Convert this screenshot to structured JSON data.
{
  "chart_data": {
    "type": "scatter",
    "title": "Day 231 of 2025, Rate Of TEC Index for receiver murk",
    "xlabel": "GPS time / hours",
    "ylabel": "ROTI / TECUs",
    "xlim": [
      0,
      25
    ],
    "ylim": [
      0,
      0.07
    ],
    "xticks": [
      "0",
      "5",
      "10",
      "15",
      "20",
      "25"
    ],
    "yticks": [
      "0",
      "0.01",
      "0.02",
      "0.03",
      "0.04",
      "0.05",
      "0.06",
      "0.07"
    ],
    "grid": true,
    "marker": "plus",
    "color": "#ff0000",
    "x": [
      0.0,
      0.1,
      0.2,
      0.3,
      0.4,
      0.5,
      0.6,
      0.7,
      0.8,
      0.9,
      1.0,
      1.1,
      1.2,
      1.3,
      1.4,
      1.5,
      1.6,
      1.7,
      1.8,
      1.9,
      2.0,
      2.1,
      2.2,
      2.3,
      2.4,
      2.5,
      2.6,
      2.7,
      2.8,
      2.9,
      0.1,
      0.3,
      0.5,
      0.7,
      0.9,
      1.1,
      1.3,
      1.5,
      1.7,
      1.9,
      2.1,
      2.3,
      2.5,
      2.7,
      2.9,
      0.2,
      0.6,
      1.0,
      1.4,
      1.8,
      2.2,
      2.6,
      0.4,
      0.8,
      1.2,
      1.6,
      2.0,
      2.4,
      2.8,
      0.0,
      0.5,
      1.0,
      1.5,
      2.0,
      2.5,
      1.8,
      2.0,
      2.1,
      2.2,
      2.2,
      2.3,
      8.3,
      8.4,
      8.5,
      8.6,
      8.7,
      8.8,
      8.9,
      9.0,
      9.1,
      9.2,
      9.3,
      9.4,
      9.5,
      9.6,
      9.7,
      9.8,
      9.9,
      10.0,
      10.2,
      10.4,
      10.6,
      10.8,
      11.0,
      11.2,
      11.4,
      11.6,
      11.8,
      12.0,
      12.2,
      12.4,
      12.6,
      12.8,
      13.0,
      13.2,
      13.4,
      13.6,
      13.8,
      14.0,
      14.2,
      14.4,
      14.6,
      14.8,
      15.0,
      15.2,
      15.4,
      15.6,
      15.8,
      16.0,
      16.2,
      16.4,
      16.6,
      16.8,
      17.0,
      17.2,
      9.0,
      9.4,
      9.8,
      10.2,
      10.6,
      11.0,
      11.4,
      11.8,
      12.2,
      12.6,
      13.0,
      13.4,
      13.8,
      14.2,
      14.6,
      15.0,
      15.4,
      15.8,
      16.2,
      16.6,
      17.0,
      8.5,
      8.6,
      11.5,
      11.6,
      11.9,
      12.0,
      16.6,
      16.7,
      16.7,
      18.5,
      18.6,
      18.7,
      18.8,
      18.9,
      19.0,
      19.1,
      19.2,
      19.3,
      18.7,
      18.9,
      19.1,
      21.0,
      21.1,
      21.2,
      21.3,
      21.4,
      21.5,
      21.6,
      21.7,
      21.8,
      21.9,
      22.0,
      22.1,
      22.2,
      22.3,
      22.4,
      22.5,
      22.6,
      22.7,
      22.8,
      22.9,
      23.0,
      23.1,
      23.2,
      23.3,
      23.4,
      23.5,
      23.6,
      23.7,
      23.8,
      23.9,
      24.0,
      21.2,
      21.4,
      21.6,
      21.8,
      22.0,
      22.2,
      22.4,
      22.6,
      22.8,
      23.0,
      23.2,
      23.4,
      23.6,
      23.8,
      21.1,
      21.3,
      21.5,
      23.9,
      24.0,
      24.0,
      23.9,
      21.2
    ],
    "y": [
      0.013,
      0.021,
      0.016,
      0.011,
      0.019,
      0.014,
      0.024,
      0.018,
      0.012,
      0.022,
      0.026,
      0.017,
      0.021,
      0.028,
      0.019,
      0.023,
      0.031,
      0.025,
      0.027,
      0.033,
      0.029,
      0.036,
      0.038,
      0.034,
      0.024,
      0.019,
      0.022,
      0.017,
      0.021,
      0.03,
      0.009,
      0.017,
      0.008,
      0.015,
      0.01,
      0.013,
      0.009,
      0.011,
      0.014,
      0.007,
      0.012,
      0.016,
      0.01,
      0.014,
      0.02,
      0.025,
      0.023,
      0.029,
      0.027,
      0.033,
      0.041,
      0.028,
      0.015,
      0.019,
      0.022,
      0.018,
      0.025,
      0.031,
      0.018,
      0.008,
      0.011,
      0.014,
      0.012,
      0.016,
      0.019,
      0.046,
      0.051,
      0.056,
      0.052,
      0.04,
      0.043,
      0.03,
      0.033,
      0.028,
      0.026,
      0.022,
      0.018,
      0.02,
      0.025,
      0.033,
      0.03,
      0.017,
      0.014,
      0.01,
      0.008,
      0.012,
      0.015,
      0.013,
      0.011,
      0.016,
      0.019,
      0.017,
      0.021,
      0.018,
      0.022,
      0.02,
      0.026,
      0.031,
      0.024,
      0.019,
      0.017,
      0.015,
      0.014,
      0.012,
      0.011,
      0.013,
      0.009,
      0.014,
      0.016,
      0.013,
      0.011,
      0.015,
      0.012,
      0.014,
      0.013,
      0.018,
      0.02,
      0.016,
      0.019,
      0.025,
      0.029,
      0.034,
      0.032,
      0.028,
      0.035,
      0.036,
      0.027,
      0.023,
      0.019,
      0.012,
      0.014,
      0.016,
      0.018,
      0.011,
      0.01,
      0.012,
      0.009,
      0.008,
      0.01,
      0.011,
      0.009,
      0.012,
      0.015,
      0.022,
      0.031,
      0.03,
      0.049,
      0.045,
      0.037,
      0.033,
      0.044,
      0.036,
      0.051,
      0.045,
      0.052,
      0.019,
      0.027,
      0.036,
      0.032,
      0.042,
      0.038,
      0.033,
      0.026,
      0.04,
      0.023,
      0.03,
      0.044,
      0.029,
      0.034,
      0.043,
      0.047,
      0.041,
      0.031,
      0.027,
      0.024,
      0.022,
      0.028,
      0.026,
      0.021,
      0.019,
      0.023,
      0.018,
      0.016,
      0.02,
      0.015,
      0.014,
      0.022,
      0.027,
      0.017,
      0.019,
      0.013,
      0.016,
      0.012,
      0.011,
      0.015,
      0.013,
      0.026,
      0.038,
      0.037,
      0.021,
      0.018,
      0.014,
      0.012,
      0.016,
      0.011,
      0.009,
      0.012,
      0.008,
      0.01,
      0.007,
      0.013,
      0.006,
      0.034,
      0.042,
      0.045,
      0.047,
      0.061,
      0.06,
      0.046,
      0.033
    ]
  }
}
____
:: What is asked ::
Transcribe the whole listing exactly.

:: Worked solution ::
Convert this screenshot to structured JSON data.
{
  "chart_data": {
    "type": "scatter",
    "title": "Day 231 of 2025, Rate Of TEC Index for receiver murk",
    "xlabel": "GPS time / hours",
    "ylabel": "ROTI / TECUs",
    "xlim": [
      0,
      25
    ],
    "ylim": [
      0,
      0.07
    ],
    "xticks": [
      "0",
      "5",
      "10",
      "15",
      "20",
      "25"
    ],
    "yticks": [
      "0",
      "0.01",
      "0.02",
      "0.03",
      "0.04",
      "0.05",
      "0.06",
      "0.07"
    ],
    "grid": true,
    "marker": "plus",
    "color": "#ff0000",
    "x": [
      0.0,
      0.1,
      0.2,
      0.3,
      0.4,
      0.5,
      0.6,
      0.7,
      0.8,
      0.9,
      1.0,
      1.1,
      1.2,
      1.3,
      1.4,
      1.5,
      1.6,
      1.7,
      1.8,
      1.9,
      2.0,
      2.1,
      2.2,
      2.3,
      2.4,
      2.5,
      2.6,
      2.7,
      2.8,
      2.9,
      0.1,
      0.3,
      0.5,
      0.7,
      0.9,
      1.1,
      1.3,
      1.5,
      1.7,
      1.9,
      2.1,
      2.3,
      2.5,
      2.7,
      2.9,
      0.2,
      0.6,
      1.0,
      1.4,
      1.8,
      2.2,
      2.6,
      0.4,
      0.8,
      1.2,
      1.6,
      2.0,
      2.4,
      2.8,
      0.0,
      0.5,
      1.0,
      1.5,
      2.0,
      2.5,
      1.8,
      2.0,
      2.1,
      2.2,
      2.2,
      2.3,
      8.3,
      8.4,
      8.5,
      8.6,
      8.7,
      8.8,
      8.9,
      9.0,
      9.1,
      9.2,
      9.3,
      9.4,
      9.5,
      9.6,
      9.7,
      9.8,
      9.9,
      10.0,
      10.2,
      10.4,
      10.6,
      10.8,
      11.0,
      11.2,
      11.4,
      11.6,
      11.8,
      12.0,
      12.2,
      12.4,
      12.6,
      12.8,
      13.0,
      13.2,
      13.4,
      13.6,
      13.8,
      14.0,
      14.2,
      14.4,
      14.6,
      14.8,
      15.0,
      15.2,
      15.4,
      15.6,
      15.8,
      16.0,
      16.2,
      16.4,
      16.6,
      16.8,
      17.0,
      17.2,
      9.0,
      9.4,
      9.8,
      10.2,
      10.6,
      11.0,
      11.4,
      11.8,
      12.2,
      12.6,
      13.0,
      13.4,
      13.8,
      14.2,
      14.6,
      15.0,
      15.4,
      15.8,
      16.2,
      16.6,
      17.0,
      8.5,
      8.6,
      11.5,
      11.6,
      11.9,
      12.0,
      16.6,
      16.7,
      16.7,
      18.5,
      18.6,
      18.7,
      18.8,
      18.9,
      19.0,
      19.1,
      19.2,
      19.3,
      18.7,
      18.9,
      19.1,
      21.0,
      21.1,
      21.2,
      21.3,
      21.4,
      21.5,
      21.6,
      21.7,
      21.8,
      21.9,
      22.0,
      22.1,
      22.2,
      22.3,
      22.4,
      22.5,
      22.6,
      22.7,
      22.8,
      22.9,
      23.0,
      23.1,
      23.2,
      23.3,
      23.4,
      23.5,
      23.6,
      23.7,
      23.8,
      23.9,
      24.0,
      21.2,
      21.4,
      21.6,
      21.8,
      22.0,
      22.2,
      22.4,
      22.6,
      22.8,
      23.0,
      23.2,
      23.4,
      23.6,
      23.8,
      21.1,
      21.3,
      21.5,
      23.9,
      24.0,
      24.0,
      23.9,
      21.2
    ],
    "y": [
      0.013,
      0.021,
      0.016,
      0.011,
      0.019,
      0.014,
      0.024,
      0.018,
      0.012,
      0.022,
      0.026,
      0.017,
      0.021,
      0.028,
      0.019,
      0.023,
      0.031,
      0.025,
      0.027,
      0.033,
      0.029,
      0.036,
      0.038,
      0.034,
      0.024,
      0.019,
      0.022,
      0.017,
      0.021,
      0.03,
      0.009,
      0.017,
      0.008,
      0.015,
      0.01,
      0.013,
      0.009,
      0.011,
      0.014,
      0.007,
      0.012,
      0.016,
      0.01,
      0.014,
      0.02,
      0.025,
      0.023,
      0.029,
      0.027,
      0.033,
      0.041,
      0.028,
      0.015,
      0.019,
      0.022,
      0.018,
      0.025,
      0.031,
      0.018,
      0.008,
      0.011,
      0.014,
      0.012,
      0.016,
      0.019,
      0.046,
      0.051,
      0.056,
      0.052,
      0.04,
      0.043,
      0.03,
      0.033,
      0.028,
      0.026,
      0.022,
      0.018,
      0.02,
      0.025,
      0.033,
      0.03,
      0.017,
      0.014,
      0.01,
      0.008,
      0.012,
      0.015,
      0.013,
      0.011,
      0.016,
      0.019,
      0.017,
      0.021,
      0.018,
      0.022,
      0.02,
      0.026,
      0.031,
      0.024,
      0.019,
      0.017,
      0.015,
      0.014,
      0.012,
      0.011,
      0.013,
      0.009,
      0.014,
      0.016,
      0.013,
      0.011,
      0.015,
      0.012,
      0.014,
      0.013,
      0.018,
      0.02,
      0.016,
      0.019,
      0.025,
      0.029,
      0.034,
      0.032,
      0.028,
      0.035,
      0.036,
      0.027,
      0.023,
      0.019,
      0.012,
      0.014,
      0.016,
      0.018,
      0.011,
      0.01,
      0.012,
      0.009,
      0.008,
      0.01,
      0.011,
      0.009,
      0.012,
      0.015,
      0.022,
      0.031,
      0.03,
      0.049,
      0.045,
      0.037,
      0.033,
      0.044,
      0.036,
      0.051,
      0.045,
      0.052,
      0.019,
      0.027,
      0.036,
      0.032,
      0.042,
      0.038,
      0.033,
      0.026,
      0.04,
      0.023,
      0.03,
      0.044,
      0.029,
      0.034,
      0.043,
      0.047,
      0.041,
      0.031,
      0.027,
      0.024,
      0.022,
      0.028,
      0.026,
      0.021,
      0.019,
      0.023,
      0.018,
      0.016,
      0.02,
      0.015,
      0.014,
      0.022,
      0.027,
      0.017,
      0.019,
      0.013,
      0.016,
      0.012,
      0.011,
      0.015,
      0.013,
      0.026,
      0.038,
      0.037,
      0.021,
      0.018,
      0.014,
      0.012,
      0.016,
      0.011,
      0.009,
      0.012,
      0.008,
      0.01,
      0.007,
      0.013,
      0.006,
      0.034,
      0.042,
      0.045,
      0.047,
      0.061,
      0.06,
      0.046,
      0.033
    ]
  }
}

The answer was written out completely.